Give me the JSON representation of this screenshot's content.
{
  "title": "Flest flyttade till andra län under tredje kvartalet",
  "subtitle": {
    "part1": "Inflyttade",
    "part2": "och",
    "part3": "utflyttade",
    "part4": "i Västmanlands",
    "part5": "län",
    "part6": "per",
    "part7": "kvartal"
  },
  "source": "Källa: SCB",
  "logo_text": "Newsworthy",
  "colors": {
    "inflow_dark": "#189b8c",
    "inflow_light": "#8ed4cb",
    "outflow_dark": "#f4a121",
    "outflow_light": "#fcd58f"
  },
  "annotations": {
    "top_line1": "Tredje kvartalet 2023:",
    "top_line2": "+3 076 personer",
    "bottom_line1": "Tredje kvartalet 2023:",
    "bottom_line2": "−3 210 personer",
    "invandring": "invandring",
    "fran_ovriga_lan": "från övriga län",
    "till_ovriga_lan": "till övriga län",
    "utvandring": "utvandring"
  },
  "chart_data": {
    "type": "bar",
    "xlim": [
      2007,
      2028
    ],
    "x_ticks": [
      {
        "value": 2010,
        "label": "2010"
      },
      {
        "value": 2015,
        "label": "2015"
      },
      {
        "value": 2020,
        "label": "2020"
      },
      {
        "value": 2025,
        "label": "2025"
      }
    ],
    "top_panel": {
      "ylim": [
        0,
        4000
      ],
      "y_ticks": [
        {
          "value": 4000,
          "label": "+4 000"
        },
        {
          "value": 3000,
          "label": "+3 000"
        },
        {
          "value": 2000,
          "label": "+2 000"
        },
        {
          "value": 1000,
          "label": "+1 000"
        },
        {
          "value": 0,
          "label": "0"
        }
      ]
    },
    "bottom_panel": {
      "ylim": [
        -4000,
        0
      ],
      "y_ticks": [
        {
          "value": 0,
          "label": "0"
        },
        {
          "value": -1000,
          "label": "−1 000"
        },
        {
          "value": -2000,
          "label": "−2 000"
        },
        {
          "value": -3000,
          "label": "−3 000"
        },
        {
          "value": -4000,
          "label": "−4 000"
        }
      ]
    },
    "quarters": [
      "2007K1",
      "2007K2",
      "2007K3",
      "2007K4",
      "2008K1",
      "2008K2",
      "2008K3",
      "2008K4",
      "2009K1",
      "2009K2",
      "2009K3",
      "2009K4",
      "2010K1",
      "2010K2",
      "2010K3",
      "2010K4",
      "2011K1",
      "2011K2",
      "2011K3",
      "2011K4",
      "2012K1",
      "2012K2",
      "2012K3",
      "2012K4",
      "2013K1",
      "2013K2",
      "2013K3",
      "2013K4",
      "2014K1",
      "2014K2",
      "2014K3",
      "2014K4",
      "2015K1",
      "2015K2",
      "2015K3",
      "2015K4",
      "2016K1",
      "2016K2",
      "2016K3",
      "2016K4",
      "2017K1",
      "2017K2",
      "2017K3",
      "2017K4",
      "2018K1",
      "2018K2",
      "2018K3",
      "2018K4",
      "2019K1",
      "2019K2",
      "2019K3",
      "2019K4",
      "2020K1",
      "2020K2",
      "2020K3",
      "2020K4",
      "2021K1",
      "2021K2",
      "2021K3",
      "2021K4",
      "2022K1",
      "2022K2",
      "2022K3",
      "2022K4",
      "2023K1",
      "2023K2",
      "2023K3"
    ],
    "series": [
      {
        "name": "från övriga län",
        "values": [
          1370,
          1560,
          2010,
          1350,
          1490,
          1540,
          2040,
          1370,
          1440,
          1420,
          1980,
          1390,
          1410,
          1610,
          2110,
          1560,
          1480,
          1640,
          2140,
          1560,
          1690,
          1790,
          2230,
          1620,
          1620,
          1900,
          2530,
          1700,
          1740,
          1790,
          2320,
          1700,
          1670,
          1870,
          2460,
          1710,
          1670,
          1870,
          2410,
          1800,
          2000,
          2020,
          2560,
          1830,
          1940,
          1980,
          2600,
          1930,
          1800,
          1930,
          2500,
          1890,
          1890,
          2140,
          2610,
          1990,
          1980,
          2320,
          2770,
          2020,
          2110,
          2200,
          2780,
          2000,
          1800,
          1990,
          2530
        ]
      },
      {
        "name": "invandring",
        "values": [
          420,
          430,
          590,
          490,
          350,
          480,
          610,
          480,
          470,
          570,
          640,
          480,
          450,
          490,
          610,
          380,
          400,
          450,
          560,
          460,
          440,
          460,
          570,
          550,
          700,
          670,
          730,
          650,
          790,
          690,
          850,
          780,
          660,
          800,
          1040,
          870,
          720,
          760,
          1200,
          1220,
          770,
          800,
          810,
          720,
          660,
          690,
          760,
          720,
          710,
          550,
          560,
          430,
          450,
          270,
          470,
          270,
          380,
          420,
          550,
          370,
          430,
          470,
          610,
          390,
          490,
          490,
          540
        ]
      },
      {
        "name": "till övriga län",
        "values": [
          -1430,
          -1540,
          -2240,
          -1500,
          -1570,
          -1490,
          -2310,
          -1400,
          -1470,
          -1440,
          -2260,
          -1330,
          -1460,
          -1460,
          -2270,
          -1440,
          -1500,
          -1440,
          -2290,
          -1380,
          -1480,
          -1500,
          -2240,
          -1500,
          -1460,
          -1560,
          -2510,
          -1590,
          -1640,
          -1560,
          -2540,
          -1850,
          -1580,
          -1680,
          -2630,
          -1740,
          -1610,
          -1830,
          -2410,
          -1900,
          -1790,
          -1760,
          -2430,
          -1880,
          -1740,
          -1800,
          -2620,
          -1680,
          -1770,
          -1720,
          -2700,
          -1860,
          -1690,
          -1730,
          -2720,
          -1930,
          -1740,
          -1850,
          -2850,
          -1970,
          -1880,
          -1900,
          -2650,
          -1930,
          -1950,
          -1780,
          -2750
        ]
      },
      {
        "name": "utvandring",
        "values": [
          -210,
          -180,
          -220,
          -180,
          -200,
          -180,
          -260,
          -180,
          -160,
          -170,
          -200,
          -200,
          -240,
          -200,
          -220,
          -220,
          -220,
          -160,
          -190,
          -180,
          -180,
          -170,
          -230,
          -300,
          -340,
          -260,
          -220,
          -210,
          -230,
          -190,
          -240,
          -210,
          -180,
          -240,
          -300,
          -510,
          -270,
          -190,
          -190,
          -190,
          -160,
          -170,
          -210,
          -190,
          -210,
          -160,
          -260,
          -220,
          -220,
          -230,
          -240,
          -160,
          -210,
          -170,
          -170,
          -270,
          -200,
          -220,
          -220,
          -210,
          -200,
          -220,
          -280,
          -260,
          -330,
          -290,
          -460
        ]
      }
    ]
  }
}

┄┄┄┄┄┄

- _Task prompt_: Give only the count of lines in which the string "invandring" appears.

- _Response to the exercise_: 2